YOUR GOAL - Below are the records; copy each line in them that holds the word "color".

════

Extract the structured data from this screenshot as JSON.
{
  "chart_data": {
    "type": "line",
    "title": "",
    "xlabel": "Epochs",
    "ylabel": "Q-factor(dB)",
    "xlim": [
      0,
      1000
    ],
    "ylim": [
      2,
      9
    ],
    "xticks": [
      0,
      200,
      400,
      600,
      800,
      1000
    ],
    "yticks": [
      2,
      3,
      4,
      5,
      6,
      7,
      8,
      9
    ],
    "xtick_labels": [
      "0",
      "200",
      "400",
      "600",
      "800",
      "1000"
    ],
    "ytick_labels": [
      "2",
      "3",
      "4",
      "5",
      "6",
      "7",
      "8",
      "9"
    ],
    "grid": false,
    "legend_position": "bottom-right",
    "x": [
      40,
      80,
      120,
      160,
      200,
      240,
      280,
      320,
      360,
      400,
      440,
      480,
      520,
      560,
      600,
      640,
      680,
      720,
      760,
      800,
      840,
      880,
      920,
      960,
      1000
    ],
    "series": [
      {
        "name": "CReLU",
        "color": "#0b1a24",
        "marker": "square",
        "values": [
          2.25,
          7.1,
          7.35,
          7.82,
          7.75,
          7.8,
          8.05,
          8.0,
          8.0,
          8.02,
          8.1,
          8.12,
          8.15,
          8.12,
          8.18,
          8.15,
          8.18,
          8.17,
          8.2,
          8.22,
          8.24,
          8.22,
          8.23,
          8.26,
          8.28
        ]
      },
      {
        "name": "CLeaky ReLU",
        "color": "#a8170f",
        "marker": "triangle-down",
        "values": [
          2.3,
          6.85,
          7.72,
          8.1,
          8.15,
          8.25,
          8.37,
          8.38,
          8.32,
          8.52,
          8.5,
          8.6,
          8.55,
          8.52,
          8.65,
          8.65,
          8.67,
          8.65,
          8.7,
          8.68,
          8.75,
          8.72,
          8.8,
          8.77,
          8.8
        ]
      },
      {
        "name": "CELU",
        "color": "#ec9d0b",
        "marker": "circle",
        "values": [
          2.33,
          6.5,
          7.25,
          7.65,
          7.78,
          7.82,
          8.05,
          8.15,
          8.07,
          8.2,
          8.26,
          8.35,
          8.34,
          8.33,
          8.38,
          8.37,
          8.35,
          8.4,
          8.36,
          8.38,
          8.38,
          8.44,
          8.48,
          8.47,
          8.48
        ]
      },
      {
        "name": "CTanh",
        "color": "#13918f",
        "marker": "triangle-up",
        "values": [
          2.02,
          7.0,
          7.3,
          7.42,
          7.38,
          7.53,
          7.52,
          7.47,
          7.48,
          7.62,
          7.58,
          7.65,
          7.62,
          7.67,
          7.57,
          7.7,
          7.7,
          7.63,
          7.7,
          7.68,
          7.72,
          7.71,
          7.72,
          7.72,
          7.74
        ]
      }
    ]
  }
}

════

CORRECT ANSWER -
        "color": "#0b1a24",
        "color": "#a8170f",
        "color": "#ec9d0b",
        "color": "#13918f",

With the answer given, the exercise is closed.